- [Figure record listings]:
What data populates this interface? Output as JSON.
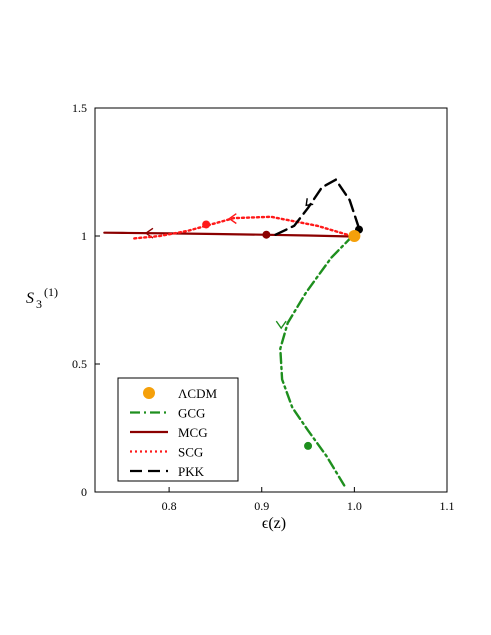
{
  "chart_data": {
    "type": "line",
    "xlabel": "ϵ(z)",
    "ylabel_main": "S",
    "ylabel_sub": "3",
    "ylabel_sup": "(1)",
    "xlim": [
      0.72,
      1.1
    ],
    "ylim": [
      0,
      1.5
    ],
    "xticks": [
      0.8,
      0.9,
      1.0,
      1.1
    ],
    "xtick_labels": [
      "0.8",
      "0.9",
      "1.0",
      "1.1"
    ],
    "yticks": [
      0,
      0.5,
      1,
      1.5
    ],
    "ytick_labels": [
      "0",
      "0.5",
      "1",
      "1.5"
    ],
    "grid": false,
    "legend_position": "bottom-left",
    "series": [
      {
        "name": "ΛCDM",
        "style": "point",
        "color": "#f5a00a",
        "points": [
          [
            1.0,
            1.0
          ]
        ]
      },
      {
        "name": "GCG",
        "style": "dashdot",
        "color": "#1e8f1e",
        "points": [
          [
            0.998,
            1.0
          ],
          [
            0.975,
            0.915
          ],
          [
            0.948,
            0.78
          ],
          [
            0.928,
            0.66
          ],
          [
            0.92,
            0.56
          ],
          [
            0.922,
            0.44
          ],
          [
            0.933,
            0.33
          ],
          [
            0.95,
            0.24
          ],
          [
            0.97,
            0.14
          ],
          [
            0.99,
            0.02
          ]
        ],
        "marker_points": [
          [
            0.95,
            0.18
          ]
        ],
        "arrows": [
          [
            0.921,
            0.64,
            "down"
          ]
        ]
      },
      {
        "name": "MCG",
        "style": "solid",
        "color": "#8b0000",
        "points": [
          [
            0.997,
            0.998
          ],
          [
            0.95,
            1.002
          ],
          [
            0.9,
            1.005
          ],
          [
            0.85,
            1.008
          ],
          [
            0.8,
            1.01
          ],
          [
            0.75,
            1.012
          ],
          [
            0.73,
            1.013
          ]
        ],
        "marker_points": [
          [
            0.905,
            1.005
          ]
        ],
        "arrows": [
          [
            0.775,
            1.011,
            "left"
          ]
        ]
      },
      {
        "name": "SCG",
        "style": "dotted",
        "color": "#ff1a1a",
        "points": [
          [
            0.997,
            1.0
          ],
          [
            0.96,
            1.04
          ],
          [
            0.91,
            1.075
          ],
          [
            0.87,
            1.07
          ],
          [
            0.845,
            1.045
          ],
          [
            0.82,
            1.02
          ],
          [
            0.79,
            1.0
          ],
          [
            0.76,
            0.99
          ]
        ],
        "marker_points": [
          [
            0.84,
            1.045
          ]
        ],
        "arrows": [
          [
            0.865,
            1.068,
            "left"
          ]
        ]
      },
      {
        "name": "PKK",
        "style": "dashed",
        "color": "#000000",
        "points": [
          [
            0.915,
            1.005
          ],
          [
            0.935,
            1.04
          ],
          [
            0.95,
            1.11
          ],
          [
            0.965,
            1.19
          ],
          [
            0.98,
            1.22
          ],
          [
            0.995,
            1.14
          ],
          [
            1.005,
            1.03
          ],
          [
            1.003,
            1.0
          ]
        ],
        "marker_points": [
          [
            1.005,
            1.025
          ]
        ],
        "arrows": [
          [
            0.948,
            1.12,
            "down-left"
          ]
        ]
      }
    ]
  }
}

- [BRIEF]:
Each entry shown above must be quoted exactly, with its pictures left out.

- [SOLUTION TO THE EXERCISE]:
What data populates this interface? Output as JSON.
{
  "chart_data": {
    "type": "line",
    "xlabel": "ϵ(z)",
    "ylabel_main": "S",
    "ylabel_sub": "3",
    "ylabel_sup": "(1)",
    "xlim": [
      0.72,
      1.1
    ],
    "ylim": [
      0,
      1.5
    ],
    "xticks": [
      0.8,
      0.9,
      1.0,
      1.1
    ],
    "xtick_labels": [
      "0.8",
      "0.9",
      "1.0",
      "1.1"
    ],
    "yticks": [
      0,
      0.5,
      1,
      1.5
    ],
    "ytick_labels": [
      "0",
      "0.5",
      "1",
      "1.5"
    ],
    "grid": false,
    "legend_position": "bottom-left",
    "series": [
      {
        "name": "ΛCDM",
        "style": "point",
        "color": "#f5a00a",
        "points": [
          [
            1.0,
            1.0
          ]
        ]
      },
      {
        "name": "GCG",
        "style": "dashdot",
        "color": "#1e8f1e",
        "points": [
          [
            0.998,
            1.0
          ],
          [
            0.975,
            0.915
          ],
          [
            0.948,
            0.78
          ],
          [
            0.928,
            0.66
          ],
          [
            0.92,
            0.56
          ],
          [
            0.922,
            0.44
          ],
          [
            0.933,
            0.33
          ],
          [
            0.95,
            0.24
          ],
          [
            0.97,
            0.14
          ],
          [
            0.99,
            0.02
          ]
        ],
        "marker_points": [
          [
            0.95,
            0.18
          ]
        ],
        "arrows": [
          [
            0.921,
            0.64,
            "down"
          ]
        ]
      },
      {
        "name": "MCG",
        "style": "solid",
        "color": "#8b0000",
        "points": [
          [
            0.997,
            0.998
          ],
          [
            0.95,
            1.002
          ],
          [
            0.9,
            1.005
          ],
          [
            0.85,
            1.008
          ],
          [
            0.8,
            1.01
          ],
          [
            0.75,
            1.012
          ],
          [
            0.73,
            1.013
          ]
        ],
        "marker_points": [
          [
            0.905,
            1.005
          ]
        ],
        "arrows": [
          [
            0.775,
            1.011,
            "left"
          ]
        ]
      },
      {
        "name": "SCG",
        "style": "dotted",
        "color": "#ff1a1a",
        "points": [
          [
            0.997,
            1.0
          ],
          [
            0.96,
            1.04
          ],
          [
            0.91,
            1.075
          ],
          [
            0.87,
            1.07
          ],
          [
            0.845,
            1.045
          ],
          [
            0.82,
            1.02
          ],
          [
            0.79,
            1.0
          ],
          [
            0.76,
            0.99
          ]
        ],
        "marker_points": [
          [
            0.84,
            1.045
          ]
        ],
        "arrows": [
          [
            0.865,
            1.068,
            "left"
          ]
        ]
      },
      {
        "name": "PKK",
        "style": "dashed",
        "color": "#000000",
        "points": [
          [
            0.915,
            1.005
          ],
          [
            0.935,
            1.04
          ],
          [
            0.95,
            1.11
          ],
          [
            0.965,
            1.19
          ],
          [
            0.98,
            1.22
          ],
          [
            0.995,
            1.14
          ],
          [
            1.005,
            1.03
          ],
          [
            1.003,
            1.0
          ]
        ],
        "marker_points": [
          [
            1.005,
            1.025
          ]
        ],
        "arrows": [
          [
            0.948,
            1.12,
            "down-left"
          ]
        ]
      }
    ]
  }
}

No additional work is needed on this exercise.